EXERCISE DESCRIPTION :: Search the records for the word "name" and pick out every line that has it.

··· MATERIAL SUPPLIED

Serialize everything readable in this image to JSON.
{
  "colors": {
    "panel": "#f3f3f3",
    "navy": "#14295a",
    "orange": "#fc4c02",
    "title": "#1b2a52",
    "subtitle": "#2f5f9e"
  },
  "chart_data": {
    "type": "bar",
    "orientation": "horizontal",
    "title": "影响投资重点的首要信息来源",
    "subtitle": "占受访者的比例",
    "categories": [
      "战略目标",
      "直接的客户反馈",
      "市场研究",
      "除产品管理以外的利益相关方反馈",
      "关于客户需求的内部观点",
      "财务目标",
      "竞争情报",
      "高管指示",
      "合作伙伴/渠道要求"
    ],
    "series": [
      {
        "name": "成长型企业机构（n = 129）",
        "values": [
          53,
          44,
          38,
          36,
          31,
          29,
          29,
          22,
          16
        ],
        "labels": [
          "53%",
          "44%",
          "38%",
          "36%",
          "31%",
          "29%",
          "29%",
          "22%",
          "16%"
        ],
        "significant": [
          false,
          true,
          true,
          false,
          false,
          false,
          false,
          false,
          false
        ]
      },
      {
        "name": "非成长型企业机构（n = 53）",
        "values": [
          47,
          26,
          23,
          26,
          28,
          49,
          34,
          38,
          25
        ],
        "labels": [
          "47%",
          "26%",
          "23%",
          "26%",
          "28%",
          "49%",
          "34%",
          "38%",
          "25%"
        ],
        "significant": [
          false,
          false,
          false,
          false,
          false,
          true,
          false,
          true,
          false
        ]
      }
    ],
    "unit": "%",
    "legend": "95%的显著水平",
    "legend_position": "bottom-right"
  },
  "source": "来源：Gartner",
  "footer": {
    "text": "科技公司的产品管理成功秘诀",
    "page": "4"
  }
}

······

RESULT ::
        "name": "成长型企业机构（n = 129）",
        "name": "非成长型企业机构（n = 53）",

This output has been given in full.